■ Task description ■
State how many lines of the records contain the string "support", and give no other information.

■ Materials provided ■

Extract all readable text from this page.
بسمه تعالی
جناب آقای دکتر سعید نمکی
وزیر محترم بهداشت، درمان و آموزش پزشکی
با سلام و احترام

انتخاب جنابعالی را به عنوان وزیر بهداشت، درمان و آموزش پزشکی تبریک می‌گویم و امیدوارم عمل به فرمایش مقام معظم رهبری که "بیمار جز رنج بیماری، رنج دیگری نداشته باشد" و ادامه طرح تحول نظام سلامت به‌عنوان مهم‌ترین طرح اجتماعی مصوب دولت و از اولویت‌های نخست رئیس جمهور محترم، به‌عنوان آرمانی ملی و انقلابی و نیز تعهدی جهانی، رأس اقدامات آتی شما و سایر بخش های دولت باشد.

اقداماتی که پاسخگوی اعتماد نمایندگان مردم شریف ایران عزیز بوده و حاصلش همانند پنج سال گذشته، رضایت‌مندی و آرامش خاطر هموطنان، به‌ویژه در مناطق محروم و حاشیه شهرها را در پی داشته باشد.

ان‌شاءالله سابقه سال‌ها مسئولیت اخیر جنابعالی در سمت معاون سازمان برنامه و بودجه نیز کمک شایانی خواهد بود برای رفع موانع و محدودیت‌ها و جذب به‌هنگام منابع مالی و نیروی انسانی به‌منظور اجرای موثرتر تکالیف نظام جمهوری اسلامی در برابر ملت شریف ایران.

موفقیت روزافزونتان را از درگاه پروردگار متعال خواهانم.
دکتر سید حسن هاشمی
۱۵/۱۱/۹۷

--

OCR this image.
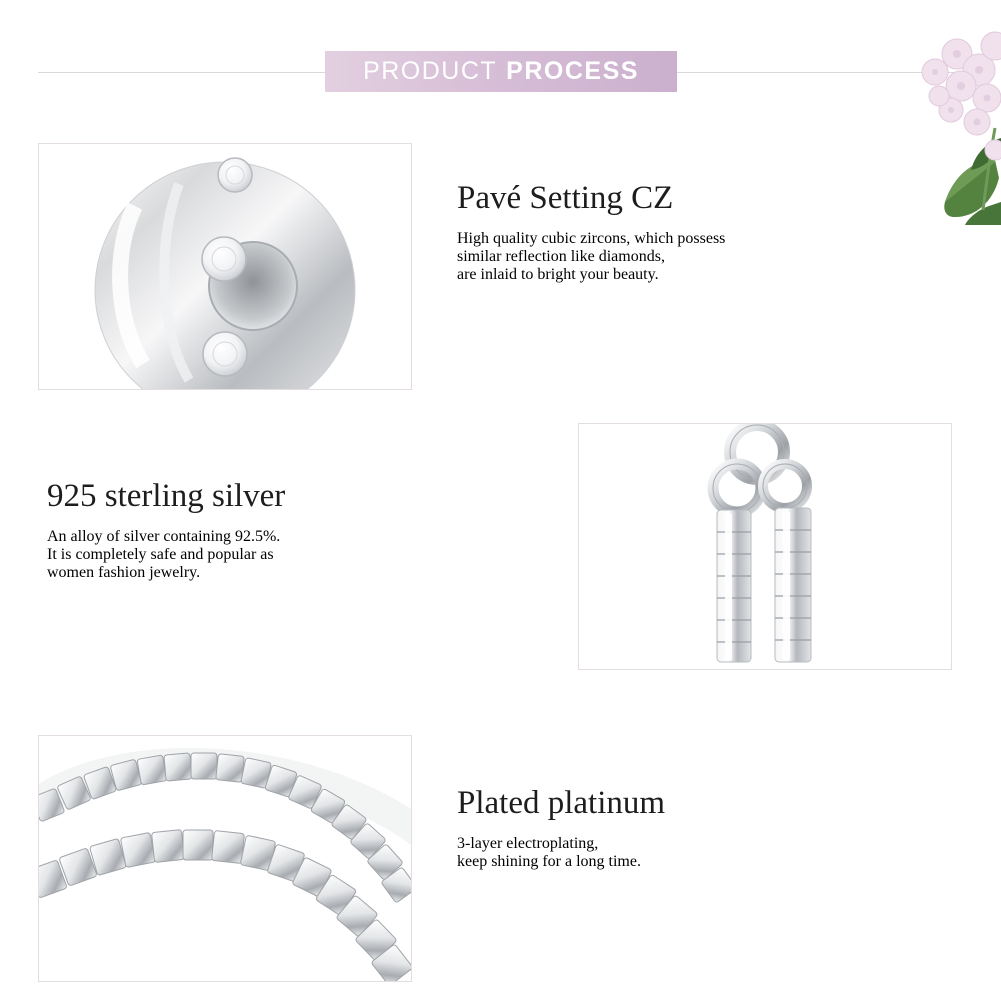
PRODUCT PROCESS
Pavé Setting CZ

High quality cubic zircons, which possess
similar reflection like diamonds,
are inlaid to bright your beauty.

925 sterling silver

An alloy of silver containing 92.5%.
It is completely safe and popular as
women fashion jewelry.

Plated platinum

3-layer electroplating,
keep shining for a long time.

* * *

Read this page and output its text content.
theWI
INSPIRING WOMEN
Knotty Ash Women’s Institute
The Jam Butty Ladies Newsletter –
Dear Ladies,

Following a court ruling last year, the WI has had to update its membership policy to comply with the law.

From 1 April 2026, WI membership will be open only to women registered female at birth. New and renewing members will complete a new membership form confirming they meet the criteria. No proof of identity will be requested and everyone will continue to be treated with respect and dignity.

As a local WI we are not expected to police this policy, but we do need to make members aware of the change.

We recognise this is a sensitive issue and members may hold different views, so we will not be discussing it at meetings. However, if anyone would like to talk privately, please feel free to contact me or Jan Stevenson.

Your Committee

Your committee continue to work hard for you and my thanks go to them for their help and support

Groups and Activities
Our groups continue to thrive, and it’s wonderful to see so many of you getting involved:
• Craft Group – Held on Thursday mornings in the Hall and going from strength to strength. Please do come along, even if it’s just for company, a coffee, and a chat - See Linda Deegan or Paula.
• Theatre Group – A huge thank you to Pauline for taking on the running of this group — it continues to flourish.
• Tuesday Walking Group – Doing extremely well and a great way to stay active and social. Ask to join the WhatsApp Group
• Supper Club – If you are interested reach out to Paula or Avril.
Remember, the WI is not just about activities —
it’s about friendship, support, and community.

■ The output ■
2